(Dataset excerpt)
* BEGIN *

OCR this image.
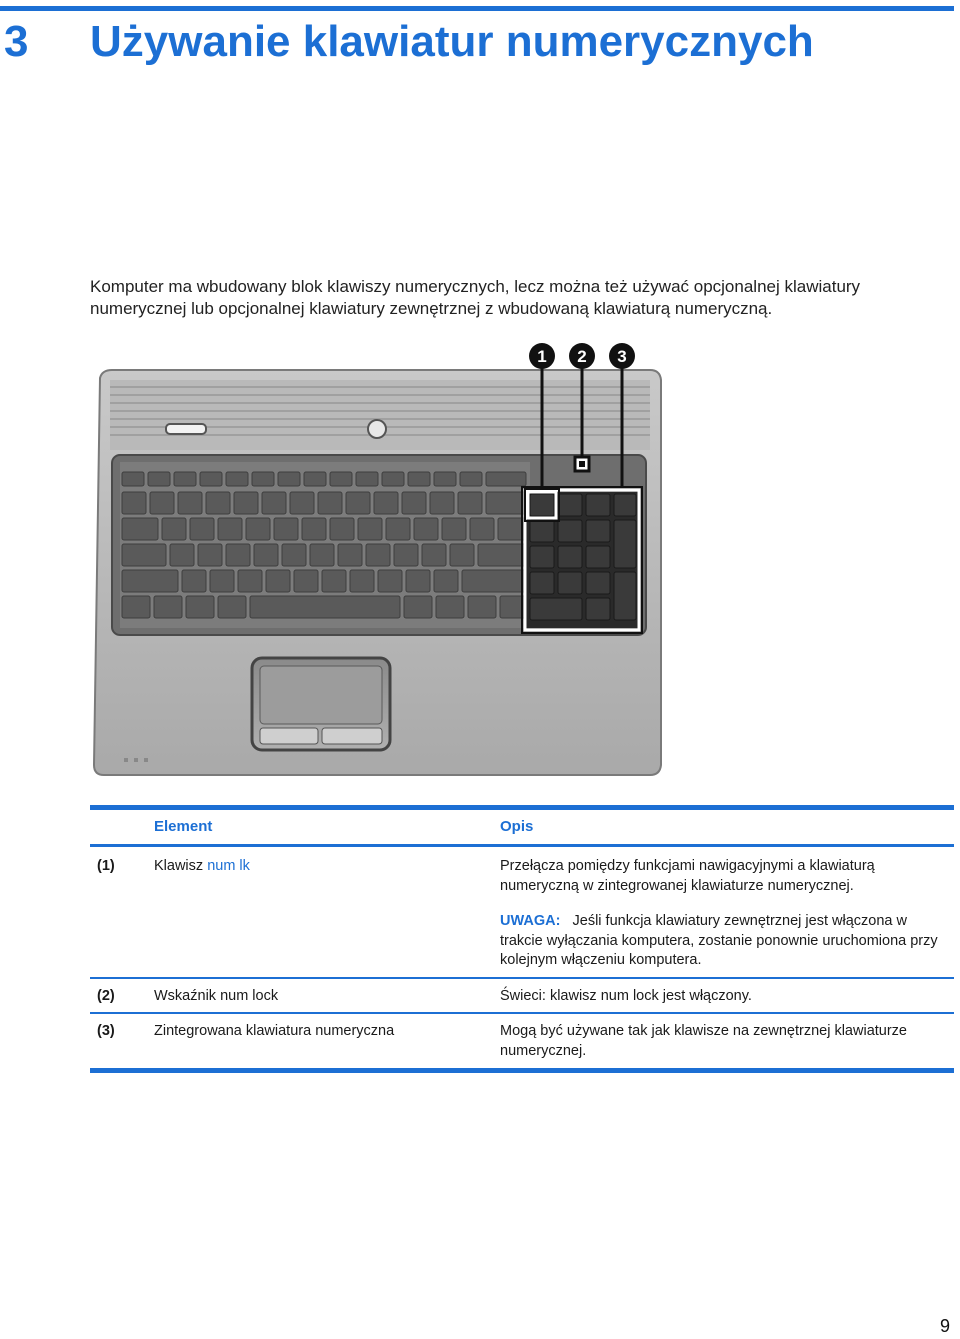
3 Używanie klawiatur numerycznych

Komputer ma wbudowany blok klawiszy numerycznych, lecz można też używać opcjonalnej klawiatury numerycznej lub opcjonalnej klawiatury zewnętrznej z wbudowaną klawiaturą numeryczną.

1 2 3
Element	Opis
(1)	Klawisz num lk	Przełącza pomiędzy funkcjami nawigacyjnymi a klawiaturą numeryczną w zintegrowanej klawiaturze numerycznej.
UWAGA: Jeśli funkcja klawiatury zewnętrznej jest włączona w trakcie wyłączania komputera, zostanie ponownie uruchomiona przy kolejnym włączeniu komputera.
(2)	Wskaźnik num lock	Świeci: klawisz num lock jest włączony.
(3)	Zintegrowana klawiatura numeryczna	Mogą być używane tak jak klawisze na zewnętrznej klawiaturze numerycznej.
9
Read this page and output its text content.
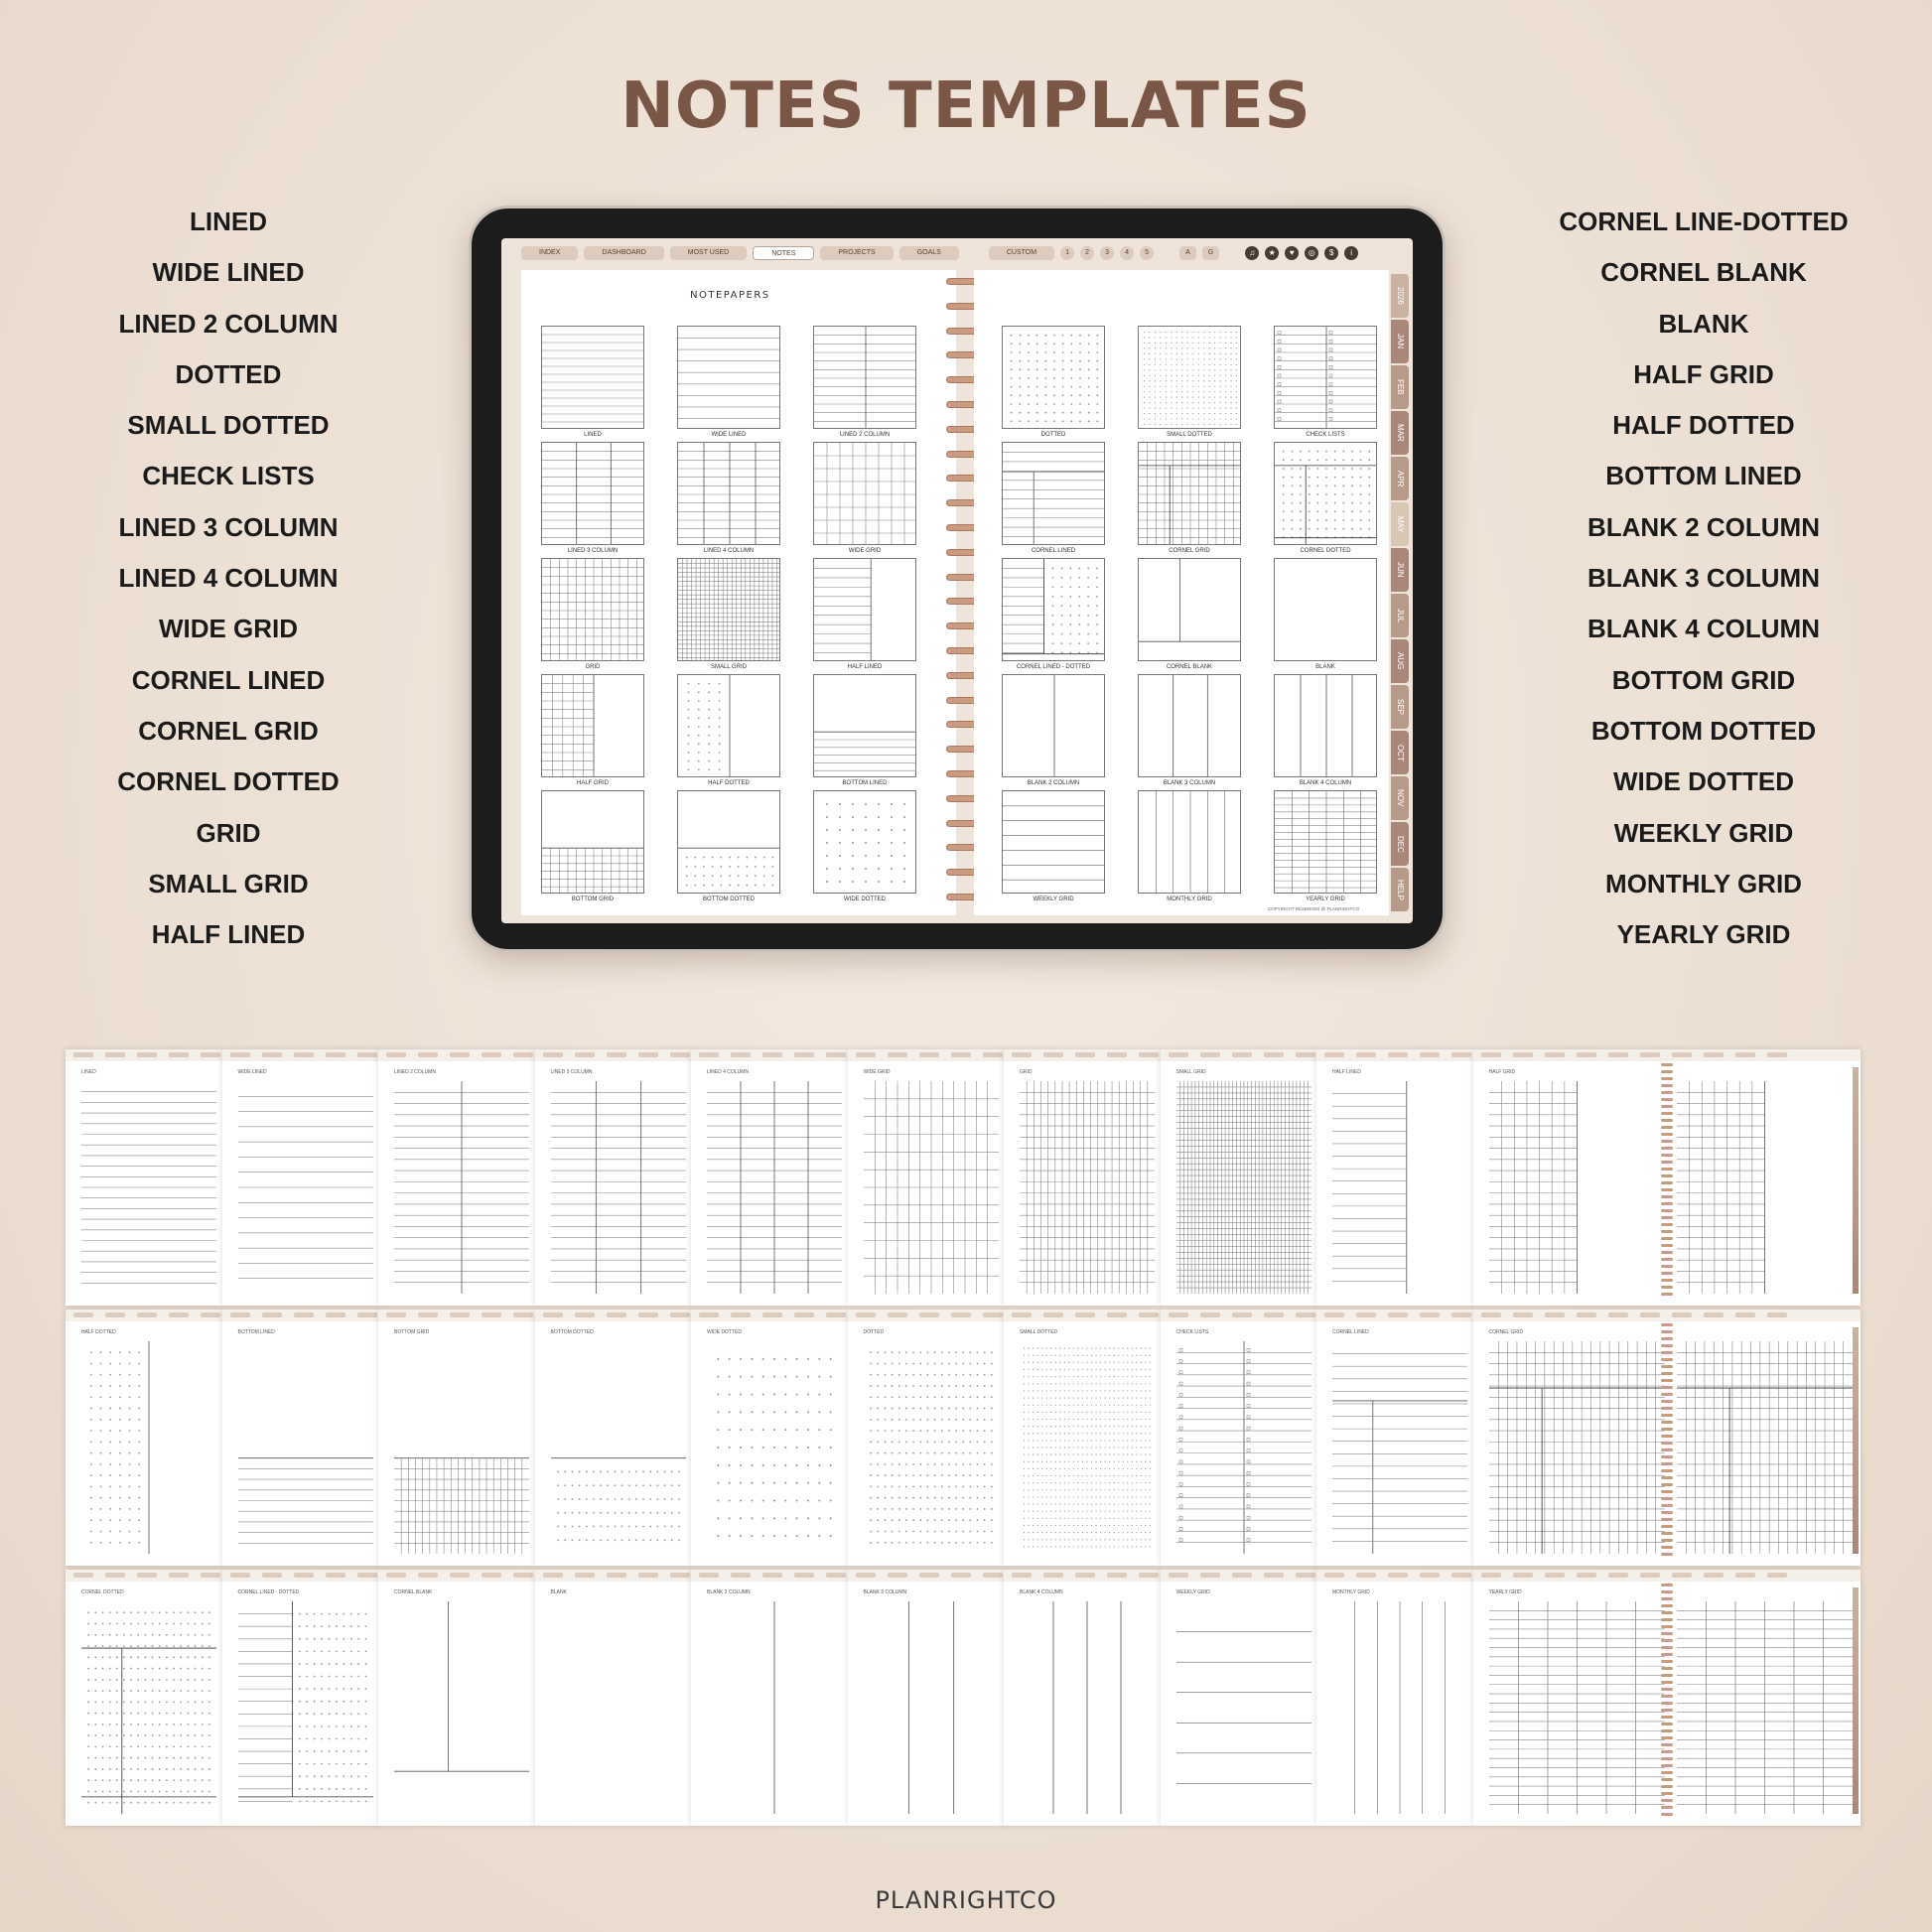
NOTES TEMPLATES
LINED
WIDE LINED
LINED 2 COLUMN
DOTTED
SMALL DOTTED
CHECK LISTS
LINED 3 COLUMN
LINED 4 COLUMN
WIDE GRID
CORNEL LINED
CORNEL GRID
CORNEL DOTTED
GRID
SMALL GRID
HALF LINED
CORNEL LINE-DOTTED
CORNEL BLANK
BLANK
HALF GRID
HALF DOTTED
BOTTOM LINED
BLANK 2 COLUMN
BLANK 3 COLUMN
BLANK 4 COLUMN
BOTTOM GRID
BOTTOM DOTTED
WIDE DOTTED
WEEKLY GRID
MONTHLY GRID
YEARLY GRID
INDEX	DASHBOARD	MOST USED	NOTES	PROJECTS	GOALS	CUSTOM	1	2	3	4	5	A	G	♫	★	♥	◎	$	i
NOTEPAPERS
LINED	WIDE LINED	LINED 2 COLUMN
LINED 3 COLUMN	LINED 4 COLUMN	WIDE GRID
GRID	SMALL GRID	HALF LINED
HALF GRID	HALF DOTTED	BOTTOM LINED
BOTTOM GRID	BOTTOM DOTTED	WIDE DOTTED
COPYRIGHT RESERVED @ PLANRIGHTCO
DOTTED	SMALL DOTTED	CHECK LISTS
CORNEL LINED	CORNEL GRID	CORNEL DOTTED
CORNEL LINED - DOTTED	CORNEL BLANK	BLANK
BLANK 2 COLUMN	BLANK 3 COLUMN	BLANK 4 COLUMN
WEEKLY GRID	MONTHLY GRID	YEARLY GRID
2026
JAN
FEB
MAR
APR
MAY
JUN
JUL
AUG
SEP
OCT
NOV
DEC
HELP
LINED	WIDE LINED	LINED 2 COLUMN	LINED 3 COLUMN	LINED 4 COLUMN	WIDE GRID	GRID	SMALL GRID	HALF LINED	HALF GRID
HALF DOTTED	BOTTOM LINED	BOTTOM GRID	BOTTOM DOTTED	WIDE DOTTED	DOTTED	SMALL DOTTED	CHECK LISTS	CORNEL LINED	CORNEL GRID
CORNEL DOTTED	CORNEL LINED - DOTTED	CORNEL BLANK	BLANK	BLANK 2 COLUMN	BLANK 3 COLUMN	BLANK 4 COLUMN	WEEKLY GRID	MONTHLY GRID	YEARLY GRID
PLANRIGHTCO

* END *

→ **The exercise**:
Omit every picture while copying the listing above exactly.

→ **Answer to this task**:
OCR this image.
3 Używanie klawiatur numerycznych

Komputer ma wbudowany blok klawiszy numerycznych, lecz można też używać opcjonalnej klawiatury numerycznej lub opcjonalnej klawiatury zewnętrznej z wbudowaną klawiaturą numeryczną.

1 2 3
Element	Opis
(1)	Klawisz num lk	Przełącza pomiędzy funkcjami nawigacyjnymi a klawiaturą numeryczną w zintegrowanej klawiaturze numerycznej.
UWAGA: Jeśli funkcja klawiatury zewnętrznej jest włączona w trakcie wyłączania komputera, zostanie ponownie uruchomiona przy kolejnym włączeniu komputera.
(2)	Wskaźnik num lock	Świeci: klawisz num lock jest włączony.
(3)	Zintegrowana klawiatura numeryczna	Mogą być używane tak jak klawisze na zewnętrznej klawiaturze numerycznej.
9
Read this page and output its text content.
NOTES TEMPLATES
LINED
WIDE LINED
LINED 2 COLUMN
DOTTED
SMALL DOTTED
CHECK LISTS
LINED 3 COLUMN
LINED 4 COLUMN
WIDE GRID
CORNEL LINED
CORNEL GRID
CORNEL DOTTED
GRID
SMALL GRID
HALF LINED
CORNEL LINE-DOTTED
CORNEL BLANK
BLANK
HALF GRID
HALF DOTTED
BOTTOM LINED
BLANK 2 COLUMN
BLANK 3 COLUMN
BLANK 4 COLUMN
BOTTOM GRID
BOTTOM DOTTED
WIDE DOTTED
WEEKLY GRID
MONTHLY GRID
YEARLY GRID
INDEX	DASHBOARD	MOST USED	NOTES	PROJECTS	GOALS	CUSTOM	1	2	3	4	5	A	G	♫	★	♥	◎	$	i
NOTEPAPERS
LINED	WIDE LINED	LINED 2 COLUMN
LINED 3 COLUMN	LINED 4 COLUMN	WIDE GRID
GRID	SMALL GRID	HALF LINED
HALF GRID	HALF DOTTED	BOTTOM LINED
BOTTOM GRID	BOTTOM DOTTED	WIDE DOTTED
COPYRIGHT RESERVED @ PLANRIGHTCO
DOTTED	SMALL DOTTED	CHECK LISTS
CORNEL LINED	CORNEL GRID	CORNEL DOTTED
CORNEL LINED - DOTTED	CORNEL BLANK	BLANK
BLANK 2 COLUMN	BLANK 3 COLUMN	BLANK 4 COLUMN
WEEKLY GRID	MONTHLY GRID	YEARLY GRID
2026
JAN
FEB
MAR
APR
MAY
JUN
JUL
AUG
SEP
OCT
NOV
DEC
HELP
LINED	WIDE LINED	LINED 2 COLUMN	LINED 3 COLUMN	LINED 4 COLUMN	WIDE GRID	GRID	SMALL GRID	HALF LINED	HALF GRID
HALF DOTTED	BOTTOM LINED	BOTTOM GRID	BOTTOM DOTTED	WIDE DOTTED	DOTTED	SMALL DOTTED	CHECK LISTS	CORNEL LINED	CORNEL GRID
CORNEL DOTTED	CORNEL LINED - DOTTED	CORNEL BLANK	BLANK	BLANK 2 COLUMN	BLANK 3 COLUMN	BLANK 4 COLUMN	WEEKLY GRID	MONTHLY GRID	YEARLY GRID
PLANRIGHTCO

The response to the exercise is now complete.